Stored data
** Start **

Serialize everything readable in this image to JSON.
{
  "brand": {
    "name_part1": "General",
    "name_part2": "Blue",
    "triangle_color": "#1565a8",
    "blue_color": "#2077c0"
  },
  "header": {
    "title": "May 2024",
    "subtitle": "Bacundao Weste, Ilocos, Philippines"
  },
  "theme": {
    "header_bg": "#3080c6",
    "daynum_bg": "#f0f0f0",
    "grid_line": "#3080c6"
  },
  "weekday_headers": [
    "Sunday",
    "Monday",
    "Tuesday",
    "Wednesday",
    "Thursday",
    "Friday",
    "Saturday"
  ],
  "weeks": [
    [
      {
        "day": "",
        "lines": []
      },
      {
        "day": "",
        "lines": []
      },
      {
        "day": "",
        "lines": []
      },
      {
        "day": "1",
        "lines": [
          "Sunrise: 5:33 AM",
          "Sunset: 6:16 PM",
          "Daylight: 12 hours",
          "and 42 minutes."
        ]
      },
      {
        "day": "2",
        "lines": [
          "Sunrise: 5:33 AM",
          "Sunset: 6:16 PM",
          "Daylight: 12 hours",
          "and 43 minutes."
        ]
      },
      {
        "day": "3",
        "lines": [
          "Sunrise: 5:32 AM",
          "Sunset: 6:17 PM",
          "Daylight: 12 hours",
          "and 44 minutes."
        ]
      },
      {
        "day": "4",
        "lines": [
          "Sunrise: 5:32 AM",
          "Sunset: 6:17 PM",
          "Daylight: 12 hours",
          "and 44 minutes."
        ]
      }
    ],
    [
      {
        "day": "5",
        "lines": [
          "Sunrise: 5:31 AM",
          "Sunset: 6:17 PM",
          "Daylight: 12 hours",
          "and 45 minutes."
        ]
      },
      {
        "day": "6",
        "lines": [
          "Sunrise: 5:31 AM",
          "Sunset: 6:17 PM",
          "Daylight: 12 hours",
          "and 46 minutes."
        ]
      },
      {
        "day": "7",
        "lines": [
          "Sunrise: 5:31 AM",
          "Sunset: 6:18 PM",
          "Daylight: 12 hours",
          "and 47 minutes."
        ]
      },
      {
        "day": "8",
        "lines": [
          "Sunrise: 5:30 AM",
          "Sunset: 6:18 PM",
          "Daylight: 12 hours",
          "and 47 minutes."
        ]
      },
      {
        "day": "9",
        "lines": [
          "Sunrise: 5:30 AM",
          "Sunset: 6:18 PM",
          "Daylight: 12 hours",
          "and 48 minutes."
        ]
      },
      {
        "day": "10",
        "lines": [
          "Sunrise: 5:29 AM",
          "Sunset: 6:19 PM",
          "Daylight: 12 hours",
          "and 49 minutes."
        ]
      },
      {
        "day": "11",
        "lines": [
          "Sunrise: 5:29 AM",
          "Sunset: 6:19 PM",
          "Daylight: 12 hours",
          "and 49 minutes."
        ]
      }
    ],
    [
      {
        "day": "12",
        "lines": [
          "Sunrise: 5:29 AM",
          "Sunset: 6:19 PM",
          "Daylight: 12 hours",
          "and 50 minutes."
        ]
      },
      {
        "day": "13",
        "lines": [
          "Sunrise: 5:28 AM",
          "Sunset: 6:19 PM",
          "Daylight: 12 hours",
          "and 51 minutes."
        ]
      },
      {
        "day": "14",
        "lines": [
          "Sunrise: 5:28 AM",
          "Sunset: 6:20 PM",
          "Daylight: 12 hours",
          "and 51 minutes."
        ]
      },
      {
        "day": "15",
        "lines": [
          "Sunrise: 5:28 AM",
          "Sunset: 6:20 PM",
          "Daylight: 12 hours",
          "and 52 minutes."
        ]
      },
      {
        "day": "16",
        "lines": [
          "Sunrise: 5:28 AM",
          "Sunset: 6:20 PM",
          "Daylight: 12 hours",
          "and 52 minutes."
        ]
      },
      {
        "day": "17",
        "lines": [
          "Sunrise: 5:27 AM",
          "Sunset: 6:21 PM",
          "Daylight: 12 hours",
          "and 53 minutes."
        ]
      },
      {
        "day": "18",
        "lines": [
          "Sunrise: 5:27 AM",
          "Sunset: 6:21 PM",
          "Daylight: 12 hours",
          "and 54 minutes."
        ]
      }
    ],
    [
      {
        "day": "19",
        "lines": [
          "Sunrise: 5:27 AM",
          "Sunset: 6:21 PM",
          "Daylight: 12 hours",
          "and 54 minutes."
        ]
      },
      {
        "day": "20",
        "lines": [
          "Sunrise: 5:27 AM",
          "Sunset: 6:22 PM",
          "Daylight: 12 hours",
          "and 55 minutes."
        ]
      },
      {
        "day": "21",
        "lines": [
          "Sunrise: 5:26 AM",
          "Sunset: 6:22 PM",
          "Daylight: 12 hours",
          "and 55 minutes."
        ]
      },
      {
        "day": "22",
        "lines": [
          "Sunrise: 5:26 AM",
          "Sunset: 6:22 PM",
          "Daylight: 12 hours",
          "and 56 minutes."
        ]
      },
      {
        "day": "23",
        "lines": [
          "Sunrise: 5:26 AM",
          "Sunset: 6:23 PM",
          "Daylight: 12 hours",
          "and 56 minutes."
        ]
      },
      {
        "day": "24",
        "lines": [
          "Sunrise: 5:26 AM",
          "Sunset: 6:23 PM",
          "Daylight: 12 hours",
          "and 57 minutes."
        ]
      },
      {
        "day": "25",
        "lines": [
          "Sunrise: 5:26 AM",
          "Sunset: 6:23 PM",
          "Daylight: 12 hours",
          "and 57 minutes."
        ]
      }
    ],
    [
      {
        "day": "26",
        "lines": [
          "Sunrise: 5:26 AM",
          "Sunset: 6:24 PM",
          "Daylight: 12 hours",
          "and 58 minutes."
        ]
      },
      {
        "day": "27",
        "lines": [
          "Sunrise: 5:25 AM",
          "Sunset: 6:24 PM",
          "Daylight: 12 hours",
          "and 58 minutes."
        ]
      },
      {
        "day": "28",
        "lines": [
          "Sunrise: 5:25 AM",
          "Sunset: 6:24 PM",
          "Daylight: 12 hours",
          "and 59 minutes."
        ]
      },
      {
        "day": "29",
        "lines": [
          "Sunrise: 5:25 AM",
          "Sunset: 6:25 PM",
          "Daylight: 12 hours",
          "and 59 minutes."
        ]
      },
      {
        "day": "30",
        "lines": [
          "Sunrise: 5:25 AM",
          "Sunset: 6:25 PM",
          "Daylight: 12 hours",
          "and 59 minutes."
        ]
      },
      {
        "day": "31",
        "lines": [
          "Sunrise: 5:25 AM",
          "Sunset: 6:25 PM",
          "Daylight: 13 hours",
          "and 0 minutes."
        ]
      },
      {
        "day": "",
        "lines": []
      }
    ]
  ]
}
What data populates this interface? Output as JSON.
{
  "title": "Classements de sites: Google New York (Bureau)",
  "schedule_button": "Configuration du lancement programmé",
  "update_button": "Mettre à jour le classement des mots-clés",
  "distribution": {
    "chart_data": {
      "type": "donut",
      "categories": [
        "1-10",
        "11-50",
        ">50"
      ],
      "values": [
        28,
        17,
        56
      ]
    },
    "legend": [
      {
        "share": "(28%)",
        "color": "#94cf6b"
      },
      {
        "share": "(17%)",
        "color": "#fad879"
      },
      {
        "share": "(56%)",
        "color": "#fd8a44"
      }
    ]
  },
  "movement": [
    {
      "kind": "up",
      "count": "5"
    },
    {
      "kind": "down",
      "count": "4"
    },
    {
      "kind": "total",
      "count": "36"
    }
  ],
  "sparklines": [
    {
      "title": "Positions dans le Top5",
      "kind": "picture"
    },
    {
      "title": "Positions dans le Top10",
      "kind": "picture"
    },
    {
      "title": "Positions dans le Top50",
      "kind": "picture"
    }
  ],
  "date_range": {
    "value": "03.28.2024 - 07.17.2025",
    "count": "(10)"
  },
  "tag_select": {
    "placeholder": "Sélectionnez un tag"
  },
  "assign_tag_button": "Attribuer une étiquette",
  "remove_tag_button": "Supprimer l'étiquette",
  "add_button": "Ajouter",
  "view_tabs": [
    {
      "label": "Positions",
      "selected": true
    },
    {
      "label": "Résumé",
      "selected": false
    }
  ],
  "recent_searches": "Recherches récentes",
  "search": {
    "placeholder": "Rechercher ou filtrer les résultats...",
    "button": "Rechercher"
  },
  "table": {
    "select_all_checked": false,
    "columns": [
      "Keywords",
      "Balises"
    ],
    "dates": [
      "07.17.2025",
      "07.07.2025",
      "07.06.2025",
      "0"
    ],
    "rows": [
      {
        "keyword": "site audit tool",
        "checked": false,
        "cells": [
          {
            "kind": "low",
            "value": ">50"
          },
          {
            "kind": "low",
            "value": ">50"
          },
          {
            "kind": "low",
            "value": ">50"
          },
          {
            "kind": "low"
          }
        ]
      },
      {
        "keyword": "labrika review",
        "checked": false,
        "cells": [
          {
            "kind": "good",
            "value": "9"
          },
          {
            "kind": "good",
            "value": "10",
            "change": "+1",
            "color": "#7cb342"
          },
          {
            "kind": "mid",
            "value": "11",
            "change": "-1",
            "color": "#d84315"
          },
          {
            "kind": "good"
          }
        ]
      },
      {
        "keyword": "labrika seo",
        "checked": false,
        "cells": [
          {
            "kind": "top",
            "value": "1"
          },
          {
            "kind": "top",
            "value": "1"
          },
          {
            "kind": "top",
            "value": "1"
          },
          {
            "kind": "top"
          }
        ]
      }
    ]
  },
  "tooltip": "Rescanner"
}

** End **

● GIVEN EXERCISE: Only lines holding the string "étiquette" are wanted; gather each one from the entries above.

● FINAL RESULT:
  "assign_tag_button": "Attribuer une étiquette",
  "remove_tag_button": "Supprimer l'étiquette",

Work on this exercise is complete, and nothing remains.